▶ _EXERCISE REQUIREMENTS_: Retype each record shown below, leaving every character as it is.

-- Start --

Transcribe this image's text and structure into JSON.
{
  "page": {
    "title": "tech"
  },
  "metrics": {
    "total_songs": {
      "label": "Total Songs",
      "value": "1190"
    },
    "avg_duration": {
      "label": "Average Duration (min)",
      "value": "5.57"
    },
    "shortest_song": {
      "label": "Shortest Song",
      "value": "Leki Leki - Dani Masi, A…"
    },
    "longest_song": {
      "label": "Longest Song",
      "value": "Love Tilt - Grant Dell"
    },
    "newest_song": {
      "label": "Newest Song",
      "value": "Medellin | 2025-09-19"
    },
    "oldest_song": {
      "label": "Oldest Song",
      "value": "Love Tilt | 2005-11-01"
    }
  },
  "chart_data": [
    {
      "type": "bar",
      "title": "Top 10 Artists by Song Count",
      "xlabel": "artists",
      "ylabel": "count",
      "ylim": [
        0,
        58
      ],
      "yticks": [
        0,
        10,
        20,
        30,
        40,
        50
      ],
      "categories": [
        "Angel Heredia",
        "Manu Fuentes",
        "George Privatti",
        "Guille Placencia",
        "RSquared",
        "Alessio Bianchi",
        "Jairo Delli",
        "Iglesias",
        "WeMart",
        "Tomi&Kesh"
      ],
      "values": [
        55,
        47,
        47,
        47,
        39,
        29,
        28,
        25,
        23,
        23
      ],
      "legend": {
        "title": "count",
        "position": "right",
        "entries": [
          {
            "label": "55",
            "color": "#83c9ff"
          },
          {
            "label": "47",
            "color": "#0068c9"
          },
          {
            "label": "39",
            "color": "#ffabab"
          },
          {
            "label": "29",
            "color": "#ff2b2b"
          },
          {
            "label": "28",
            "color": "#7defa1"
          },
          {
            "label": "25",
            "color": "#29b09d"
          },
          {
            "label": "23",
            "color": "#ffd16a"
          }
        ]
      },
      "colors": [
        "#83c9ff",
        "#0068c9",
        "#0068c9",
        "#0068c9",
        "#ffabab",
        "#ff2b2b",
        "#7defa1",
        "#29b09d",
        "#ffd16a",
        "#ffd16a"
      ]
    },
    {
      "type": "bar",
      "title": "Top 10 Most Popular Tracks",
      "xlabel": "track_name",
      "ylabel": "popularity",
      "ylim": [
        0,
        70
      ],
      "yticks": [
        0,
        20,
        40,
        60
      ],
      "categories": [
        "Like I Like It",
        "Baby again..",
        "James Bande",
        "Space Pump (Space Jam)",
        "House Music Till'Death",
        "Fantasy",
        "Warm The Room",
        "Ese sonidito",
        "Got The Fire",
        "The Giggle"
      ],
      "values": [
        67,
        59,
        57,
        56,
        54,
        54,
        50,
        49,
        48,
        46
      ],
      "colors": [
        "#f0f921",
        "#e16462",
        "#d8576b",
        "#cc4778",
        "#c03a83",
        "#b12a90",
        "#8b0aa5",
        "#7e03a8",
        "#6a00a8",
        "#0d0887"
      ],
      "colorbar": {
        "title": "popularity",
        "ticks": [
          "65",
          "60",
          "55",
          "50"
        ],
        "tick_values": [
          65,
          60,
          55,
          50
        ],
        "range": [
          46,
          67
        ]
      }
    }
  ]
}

-- End --

▶ _OUTPUT OF THE EXERCISE_:
Transcribe this image's text and structure into JSON.
{
  "page": {
    "title": "tech"
  },
  "metrics": {
    "total_songs": {
      "label": "Total Songs",
      "value": "1190"
    },
    "avg_duration": {
      "label": "Average Duration (min)",
      "value": "5.57"
    },
    "shortest_song": {
      "label": "Shortest Song",
      "value": "Leki Leki - Dani Masi, A…"
    },
    "longest_song": {
      "label": "Longest Song",
      "value": "Love Tilt - Grant Dell"
    },
    "newest_song": {
      "label": "Newest Song",
      "value": "Medellin | 2025-09-19"
    },
    "oldest_song": {
      "label": "Oldest Song",
      "value": "Love Tilt | 2005-11-01"
    }
  },
  "chart_data": [
    {
      "type": "bar",
      "title": "Top 10 Artists by Song Count",
      "xlabel": "artists",
      "ylabel": "count",
      "ylim": [
        0,
        58
      ],
      "yticks": [
        0,
        10,
        20,
        30,
        40,
        50
      ],
      "categories": [
        "Angel Heredia",
        "Manu Fuentes",
        "George Privatti",
        "Guille Placencia",
        "RSquared",
        "Alessio Bianchi",
        "Jairo Delli",
        "Iglesias",
        "WeMart",
        "Tomi&Kesh"
      ],
      "values": [
        55,
        47,
        47,
        47,
        39,
        29,
        28,
        25,
        23,
        23
      ],
      "legend": {
        "title": "count",
        "position": "right",
        "entries": [
          {
            "label": "55",
            "color": "#83c9ff"
          },
          {
            "label": "47",
            "color": "#0068c9"
          },
          {
            "label": "39",
            "color": "#ffabab"
          },
          {
            "label": "29",
            "color": "#ff2b2b"
          },
          {
            "label": "28",
            "color": "#7defa1"
          },
          {
            "label": "25",
            "color": "#29b09d"
          },
          {
            "label": "23",
            "color": "#ffd16a"
          }
        ]
      },
      "colors": [
        "#83c9ff",
        "#0068c9",
        "#0068c9",
        "#0068c9",
        "#ffabab",
        "#ff2b2b",
        "#7defa1",
        "#29b09d",
        "#ffd16a",
        "#ffd16a"
      ]
    },
    {
      "type": "bar",
      "title": "Top 10 Most Popular Tracks",
      "xlabel": "track_name",
      "ylabel": "popularity",
      "ylim": [
        0,
        70
      ],
      "yticks": [
        0,
        20,
        40,
        60
      ],
      "categories": [
        "Like I Like It",
        "Baby again..",
        "James Bande",
        "Space Pump (Space Jam)",
        "House Music Till'Death",
        "Fantasy",
        "Warm The Room",
        "Ese sonidito",
        "Got The Fire",
        "The Giggle"
      ],
      "values": [
        67,
        59,
        57,
        56,
        54,
        54,
        50,
        49,
        48,
        46
      ],
      "colors": [
        "#f0f921",
        "#e16462",
        "#d8576b",
        "#cc4778",
        "#c03a83",
        "#b12a90",
        "#8b0aa5",
        "#7e03a8",
        "#6a00a8",
        "#0d0887"
      ],
      "colorbar": {
        "title": "popularity",
        "ticks": [
          "65",
          "60",
          "55",
          "50"
        ],
        "tick_values": [
          65,
          60,
          55,
          50
        ],
        "range": [
          46,
          67
        ]
      }
    }
  ]
}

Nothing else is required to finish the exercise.